◆ **TASK GOAL**: Look through the material below for "periódussal". Copy every line that contains it.

________________

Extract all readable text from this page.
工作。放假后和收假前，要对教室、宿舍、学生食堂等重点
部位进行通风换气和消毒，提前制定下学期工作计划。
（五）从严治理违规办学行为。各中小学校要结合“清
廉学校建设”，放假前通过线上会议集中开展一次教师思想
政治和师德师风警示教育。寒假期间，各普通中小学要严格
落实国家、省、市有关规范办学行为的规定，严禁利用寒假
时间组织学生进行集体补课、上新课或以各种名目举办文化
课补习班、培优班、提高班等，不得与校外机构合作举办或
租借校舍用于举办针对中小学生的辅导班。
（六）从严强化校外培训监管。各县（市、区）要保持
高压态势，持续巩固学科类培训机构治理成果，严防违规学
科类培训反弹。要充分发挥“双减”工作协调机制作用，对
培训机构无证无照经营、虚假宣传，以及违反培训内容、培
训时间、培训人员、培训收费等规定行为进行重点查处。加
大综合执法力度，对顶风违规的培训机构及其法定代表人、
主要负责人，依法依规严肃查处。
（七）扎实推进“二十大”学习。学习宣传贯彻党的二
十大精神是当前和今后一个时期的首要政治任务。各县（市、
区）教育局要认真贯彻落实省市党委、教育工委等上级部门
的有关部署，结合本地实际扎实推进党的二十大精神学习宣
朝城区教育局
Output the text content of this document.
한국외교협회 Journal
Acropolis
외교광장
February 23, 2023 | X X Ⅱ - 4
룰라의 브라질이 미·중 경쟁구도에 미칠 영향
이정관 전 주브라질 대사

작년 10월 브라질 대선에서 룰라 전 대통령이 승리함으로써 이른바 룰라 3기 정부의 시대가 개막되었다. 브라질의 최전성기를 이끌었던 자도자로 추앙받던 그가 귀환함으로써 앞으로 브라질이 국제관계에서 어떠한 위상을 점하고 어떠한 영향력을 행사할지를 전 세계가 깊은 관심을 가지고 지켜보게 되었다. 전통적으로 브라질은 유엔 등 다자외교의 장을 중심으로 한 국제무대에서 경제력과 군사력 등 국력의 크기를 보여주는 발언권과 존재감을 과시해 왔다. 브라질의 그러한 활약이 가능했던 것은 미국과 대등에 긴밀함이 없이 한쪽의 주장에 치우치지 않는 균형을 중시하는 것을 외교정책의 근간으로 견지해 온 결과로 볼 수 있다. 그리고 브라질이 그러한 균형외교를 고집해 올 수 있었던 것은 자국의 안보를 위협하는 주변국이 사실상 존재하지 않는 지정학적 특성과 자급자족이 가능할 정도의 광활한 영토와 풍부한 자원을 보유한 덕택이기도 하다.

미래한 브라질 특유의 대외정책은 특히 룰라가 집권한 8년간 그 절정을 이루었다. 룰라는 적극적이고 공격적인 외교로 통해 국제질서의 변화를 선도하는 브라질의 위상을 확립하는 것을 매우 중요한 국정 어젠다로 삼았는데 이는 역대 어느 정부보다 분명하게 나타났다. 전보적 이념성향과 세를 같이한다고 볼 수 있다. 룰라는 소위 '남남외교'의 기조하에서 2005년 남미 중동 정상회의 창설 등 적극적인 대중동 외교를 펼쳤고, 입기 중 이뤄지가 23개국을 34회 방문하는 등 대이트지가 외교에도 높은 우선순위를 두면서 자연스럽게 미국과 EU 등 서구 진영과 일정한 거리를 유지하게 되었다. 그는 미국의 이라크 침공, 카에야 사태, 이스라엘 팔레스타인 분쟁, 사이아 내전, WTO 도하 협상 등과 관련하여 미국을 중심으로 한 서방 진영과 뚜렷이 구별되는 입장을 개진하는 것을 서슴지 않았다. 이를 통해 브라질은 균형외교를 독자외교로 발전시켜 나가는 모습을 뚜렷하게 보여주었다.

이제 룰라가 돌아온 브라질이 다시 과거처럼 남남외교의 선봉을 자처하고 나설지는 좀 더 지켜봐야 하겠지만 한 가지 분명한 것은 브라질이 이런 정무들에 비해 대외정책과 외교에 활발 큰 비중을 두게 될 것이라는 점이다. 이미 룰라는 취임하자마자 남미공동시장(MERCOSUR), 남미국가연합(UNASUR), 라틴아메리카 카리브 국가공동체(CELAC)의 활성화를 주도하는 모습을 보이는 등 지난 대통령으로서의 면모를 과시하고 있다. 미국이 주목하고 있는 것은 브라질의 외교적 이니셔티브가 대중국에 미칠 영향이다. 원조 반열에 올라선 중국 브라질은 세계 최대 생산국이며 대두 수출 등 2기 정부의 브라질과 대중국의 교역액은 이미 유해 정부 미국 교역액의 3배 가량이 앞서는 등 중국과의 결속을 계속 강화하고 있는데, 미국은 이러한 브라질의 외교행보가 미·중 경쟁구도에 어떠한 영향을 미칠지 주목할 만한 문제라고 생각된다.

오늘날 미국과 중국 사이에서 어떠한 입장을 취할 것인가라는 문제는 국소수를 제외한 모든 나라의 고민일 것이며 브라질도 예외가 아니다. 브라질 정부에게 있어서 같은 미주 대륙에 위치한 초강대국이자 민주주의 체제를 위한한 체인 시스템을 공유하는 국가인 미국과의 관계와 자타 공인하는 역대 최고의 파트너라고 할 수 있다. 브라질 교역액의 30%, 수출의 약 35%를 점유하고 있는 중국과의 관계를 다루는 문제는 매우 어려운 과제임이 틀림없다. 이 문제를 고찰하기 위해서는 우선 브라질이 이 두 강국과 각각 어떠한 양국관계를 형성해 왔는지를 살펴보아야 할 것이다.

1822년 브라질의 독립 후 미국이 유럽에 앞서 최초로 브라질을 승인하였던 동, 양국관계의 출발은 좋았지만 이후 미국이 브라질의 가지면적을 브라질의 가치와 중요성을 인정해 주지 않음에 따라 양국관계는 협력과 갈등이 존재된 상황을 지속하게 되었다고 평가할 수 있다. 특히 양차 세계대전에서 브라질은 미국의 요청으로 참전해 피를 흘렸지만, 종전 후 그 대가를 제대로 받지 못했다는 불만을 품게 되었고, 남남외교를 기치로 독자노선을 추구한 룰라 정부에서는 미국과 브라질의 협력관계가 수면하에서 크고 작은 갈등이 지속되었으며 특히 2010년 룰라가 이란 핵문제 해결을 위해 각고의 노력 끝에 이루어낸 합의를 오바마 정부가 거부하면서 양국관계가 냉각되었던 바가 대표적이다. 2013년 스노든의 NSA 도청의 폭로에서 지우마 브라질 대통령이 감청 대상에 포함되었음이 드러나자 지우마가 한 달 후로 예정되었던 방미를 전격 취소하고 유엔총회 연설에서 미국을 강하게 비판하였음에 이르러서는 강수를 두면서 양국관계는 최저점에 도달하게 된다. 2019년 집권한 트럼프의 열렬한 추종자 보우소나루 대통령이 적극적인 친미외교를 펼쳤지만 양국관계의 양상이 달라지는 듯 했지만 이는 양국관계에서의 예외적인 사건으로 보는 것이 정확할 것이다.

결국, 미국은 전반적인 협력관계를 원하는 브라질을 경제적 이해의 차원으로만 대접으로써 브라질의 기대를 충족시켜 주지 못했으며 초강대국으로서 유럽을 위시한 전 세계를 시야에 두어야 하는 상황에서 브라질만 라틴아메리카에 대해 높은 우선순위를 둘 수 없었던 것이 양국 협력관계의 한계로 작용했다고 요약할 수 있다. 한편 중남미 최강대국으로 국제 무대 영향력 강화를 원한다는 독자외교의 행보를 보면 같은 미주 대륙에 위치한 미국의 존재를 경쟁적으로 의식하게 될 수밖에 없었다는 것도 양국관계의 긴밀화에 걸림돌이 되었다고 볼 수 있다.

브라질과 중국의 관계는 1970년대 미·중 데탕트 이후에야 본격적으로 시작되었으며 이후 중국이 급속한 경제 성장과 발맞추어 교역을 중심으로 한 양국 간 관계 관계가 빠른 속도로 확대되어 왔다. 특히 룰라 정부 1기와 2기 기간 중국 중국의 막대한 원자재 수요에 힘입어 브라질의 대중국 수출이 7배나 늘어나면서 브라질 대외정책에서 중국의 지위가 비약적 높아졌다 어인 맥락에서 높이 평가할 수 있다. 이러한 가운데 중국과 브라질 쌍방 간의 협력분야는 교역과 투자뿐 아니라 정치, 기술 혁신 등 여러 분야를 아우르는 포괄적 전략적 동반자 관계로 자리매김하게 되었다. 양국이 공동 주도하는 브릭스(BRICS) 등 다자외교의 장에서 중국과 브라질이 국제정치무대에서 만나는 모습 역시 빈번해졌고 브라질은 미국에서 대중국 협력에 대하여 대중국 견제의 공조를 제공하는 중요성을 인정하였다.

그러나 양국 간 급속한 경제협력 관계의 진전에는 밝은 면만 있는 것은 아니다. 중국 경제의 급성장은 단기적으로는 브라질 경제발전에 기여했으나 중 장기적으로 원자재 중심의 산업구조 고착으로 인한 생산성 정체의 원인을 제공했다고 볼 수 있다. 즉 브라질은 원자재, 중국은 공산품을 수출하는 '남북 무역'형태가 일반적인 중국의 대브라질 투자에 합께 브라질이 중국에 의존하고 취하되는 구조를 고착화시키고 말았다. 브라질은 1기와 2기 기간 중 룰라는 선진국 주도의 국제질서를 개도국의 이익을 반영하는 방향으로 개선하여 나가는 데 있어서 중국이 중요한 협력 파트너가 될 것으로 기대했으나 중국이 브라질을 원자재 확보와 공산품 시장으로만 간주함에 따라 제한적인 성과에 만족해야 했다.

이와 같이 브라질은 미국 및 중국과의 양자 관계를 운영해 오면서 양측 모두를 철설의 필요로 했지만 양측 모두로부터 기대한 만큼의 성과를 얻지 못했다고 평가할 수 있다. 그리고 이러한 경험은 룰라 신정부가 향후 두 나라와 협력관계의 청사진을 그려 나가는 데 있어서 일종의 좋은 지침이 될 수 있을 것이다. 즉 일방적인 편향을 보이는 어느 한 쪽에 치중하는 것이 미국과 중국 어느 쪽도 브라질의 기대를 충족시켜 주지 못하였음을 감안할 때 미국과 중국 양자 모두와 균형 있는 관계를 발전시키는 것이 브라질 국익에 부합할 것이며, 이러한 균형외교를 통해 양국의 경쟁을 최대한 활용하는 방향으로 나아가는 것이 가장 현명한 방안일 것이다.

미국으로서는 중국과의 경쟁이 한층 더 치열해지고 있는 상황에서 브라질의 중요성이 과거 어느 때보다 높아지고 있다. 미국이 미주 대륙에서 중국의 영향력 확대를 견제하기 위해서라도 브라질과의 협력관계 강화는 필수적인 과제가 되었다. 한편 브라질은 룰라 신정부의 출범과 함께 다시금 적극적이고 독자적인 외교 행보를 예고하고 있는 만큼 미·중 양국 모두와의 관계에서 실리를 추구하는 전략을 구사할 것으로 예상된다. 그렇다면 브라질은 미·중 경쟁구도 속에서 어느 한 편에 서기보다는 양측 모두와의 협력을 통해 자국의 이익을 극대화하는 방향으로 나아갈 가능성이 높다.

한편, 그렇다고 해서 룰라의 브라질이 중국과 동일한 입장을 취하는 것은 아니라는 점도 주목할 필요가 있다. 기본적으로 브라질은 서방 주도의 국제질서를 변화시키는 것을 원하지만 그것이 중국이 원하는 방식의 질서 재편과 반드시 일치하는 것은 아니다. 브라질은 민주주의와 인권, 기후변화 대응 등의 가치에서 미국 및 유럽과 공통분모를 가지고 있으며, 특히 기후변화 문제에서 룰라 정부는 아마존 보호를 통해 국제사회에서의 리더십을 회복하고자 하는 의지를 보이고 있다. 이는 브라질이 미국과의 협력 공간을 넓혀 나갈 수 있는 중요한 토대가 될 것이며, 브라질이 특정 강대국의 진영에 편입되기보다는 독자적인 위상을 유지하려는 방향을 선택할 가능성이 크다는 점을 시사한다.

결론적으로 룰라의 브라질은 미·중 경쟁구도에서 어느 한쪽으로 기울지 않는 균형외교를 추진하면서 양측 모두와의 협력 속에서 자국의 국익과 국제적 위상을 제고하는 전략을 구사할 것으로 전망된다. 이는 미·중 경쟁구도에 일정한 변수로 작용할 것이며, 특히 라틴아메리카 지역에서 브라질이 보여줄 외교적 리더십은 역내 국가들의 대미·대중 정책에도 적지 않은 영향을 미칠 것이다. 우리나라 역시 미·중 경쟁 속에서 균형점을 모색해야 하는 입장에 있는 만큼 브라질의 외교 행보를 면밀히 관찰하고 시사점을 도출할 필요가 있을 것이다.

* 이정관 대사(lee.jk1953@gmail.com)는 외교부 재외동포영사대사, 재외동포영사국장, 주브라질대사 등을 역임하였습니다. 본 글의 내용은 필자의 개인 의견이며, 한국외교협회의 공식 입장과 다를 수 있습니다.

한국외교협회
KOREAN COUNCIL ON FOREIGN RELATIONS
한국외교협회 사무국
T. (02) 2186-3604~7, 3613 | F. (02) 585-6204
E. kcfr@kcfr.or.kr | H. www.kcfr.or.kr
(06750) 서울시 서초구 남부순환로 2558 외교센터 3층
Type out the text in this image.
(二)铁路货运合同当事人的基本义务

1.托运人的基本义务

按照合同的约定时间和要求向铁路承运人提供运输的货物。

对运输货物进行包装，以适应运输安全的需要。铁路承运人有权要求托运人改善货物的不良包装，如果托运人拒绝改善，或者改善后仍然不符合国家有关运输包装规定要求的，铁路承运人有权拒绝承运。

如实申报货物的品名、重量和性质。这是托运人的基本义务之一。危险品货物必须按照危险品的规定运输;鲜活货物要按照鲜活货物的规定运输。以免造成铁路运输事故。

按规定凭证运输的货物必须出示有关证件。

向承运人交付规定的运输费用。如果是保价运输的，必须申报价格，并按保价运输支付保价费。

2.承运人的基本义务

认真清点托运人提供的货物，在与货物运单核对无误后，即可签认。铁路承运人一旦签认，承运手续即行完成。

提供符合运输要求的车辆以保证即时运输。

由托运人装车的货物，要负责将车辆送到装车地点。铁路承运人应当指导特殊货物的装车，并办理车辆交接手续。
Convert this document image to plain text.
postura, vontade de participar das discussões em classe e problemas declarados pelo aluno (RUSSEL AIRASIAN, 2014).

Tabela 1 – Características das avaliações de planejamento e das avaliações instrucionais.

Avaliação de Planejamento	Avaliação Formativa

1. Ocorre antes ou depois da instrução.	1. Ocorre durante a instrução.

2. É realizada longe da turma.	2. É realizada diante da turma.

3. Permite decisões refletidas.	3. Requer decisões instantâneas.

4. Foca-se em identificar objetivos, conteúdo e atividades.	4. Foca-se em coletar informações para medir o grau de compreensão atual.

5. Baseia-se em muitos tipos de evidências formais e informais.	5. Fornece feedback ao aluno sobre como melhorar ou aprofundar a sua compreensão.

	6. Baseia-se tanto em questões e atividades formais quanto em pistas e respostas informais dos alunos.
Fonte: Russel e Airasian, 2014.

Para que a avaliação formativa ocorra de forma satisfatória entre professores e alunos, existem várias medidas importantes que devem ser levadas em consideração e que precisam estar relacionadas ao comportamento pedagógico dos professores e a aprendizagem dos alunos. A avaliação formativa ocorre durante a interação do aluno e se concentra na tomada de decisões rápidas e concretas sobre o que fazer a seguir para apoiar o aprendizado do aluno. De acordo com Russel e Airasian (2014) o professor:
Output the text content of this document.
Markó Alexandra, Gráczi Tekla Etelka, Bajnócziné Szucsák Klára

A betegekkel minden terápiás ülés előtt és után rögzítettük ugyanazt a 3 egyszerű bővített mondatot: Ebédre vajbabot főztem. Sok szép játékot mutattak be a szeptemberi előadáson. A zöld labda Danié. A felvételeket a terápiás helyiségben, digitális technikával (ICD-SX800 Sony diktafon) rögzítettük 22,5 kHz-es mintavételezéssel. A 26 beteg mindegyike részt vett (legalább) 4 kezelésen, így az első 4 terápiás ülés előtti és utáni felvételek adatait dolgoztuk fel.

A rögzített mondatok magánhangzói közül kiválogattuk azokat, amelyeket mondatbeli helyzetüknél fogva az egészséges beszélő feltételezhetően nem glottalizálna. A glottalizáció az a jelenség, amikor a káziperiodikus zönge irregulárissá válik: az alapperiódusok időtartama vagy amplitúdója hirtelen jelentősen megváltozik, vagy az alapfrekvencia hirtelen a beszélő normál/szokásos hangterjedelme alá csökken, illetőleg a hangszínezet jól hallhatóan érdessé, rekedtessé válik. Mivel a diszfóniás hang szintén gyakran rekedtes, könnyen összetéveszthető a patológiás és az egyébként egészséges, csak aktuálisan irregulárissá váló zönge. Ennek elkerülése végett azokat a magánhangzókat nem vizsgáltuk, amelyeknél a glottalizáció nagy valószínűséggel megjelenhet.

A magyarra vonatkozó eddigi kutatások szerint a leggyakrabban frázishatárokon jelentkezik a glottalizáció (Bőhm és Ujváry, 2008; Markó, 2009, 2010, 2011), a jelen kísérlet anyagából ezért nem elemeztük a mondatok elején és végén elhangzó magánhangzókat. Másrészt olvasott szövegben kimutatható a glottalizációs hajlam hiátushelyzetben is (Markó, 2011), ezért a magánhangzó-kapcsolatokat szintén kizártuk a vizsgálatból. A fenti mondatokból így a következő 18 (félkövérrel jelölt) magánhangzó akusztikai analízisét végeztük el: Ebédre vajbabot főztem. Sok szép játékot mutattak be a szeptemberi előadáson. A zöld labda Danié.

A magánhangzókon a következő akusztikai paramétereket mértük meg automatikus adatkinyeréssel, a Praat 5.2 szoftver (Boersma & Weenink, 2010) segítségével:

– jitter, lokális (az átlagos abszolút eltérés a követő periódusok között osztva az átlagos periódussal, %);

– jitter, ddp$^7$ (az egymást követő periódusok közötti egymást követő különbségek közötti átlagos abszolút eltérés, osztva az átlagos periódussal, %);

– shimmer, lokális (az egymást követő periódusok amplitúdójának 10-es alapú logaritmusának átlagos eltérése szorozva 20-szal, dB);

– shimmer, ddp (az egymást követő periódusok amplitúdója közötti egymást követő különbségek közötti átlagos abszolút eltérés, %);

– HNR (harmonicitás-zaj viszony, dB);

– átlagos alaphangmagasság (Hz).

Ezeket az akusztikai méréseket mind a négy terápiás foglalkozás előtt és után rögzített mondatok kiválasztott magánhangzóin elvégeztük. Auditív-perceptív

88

________________

◆ **ANSWER TO THE TASK**:
– jitter, lokális (az átlagos abszolút eltérés a követő periódusok között osztva az átlagos periódussal, %);
– jitter, ddp$^7$ (az egymást követő periódusok közötti egymást követő különbségek közötti átlagos abszolút eltérés, osztva az átlagos periódussal, %);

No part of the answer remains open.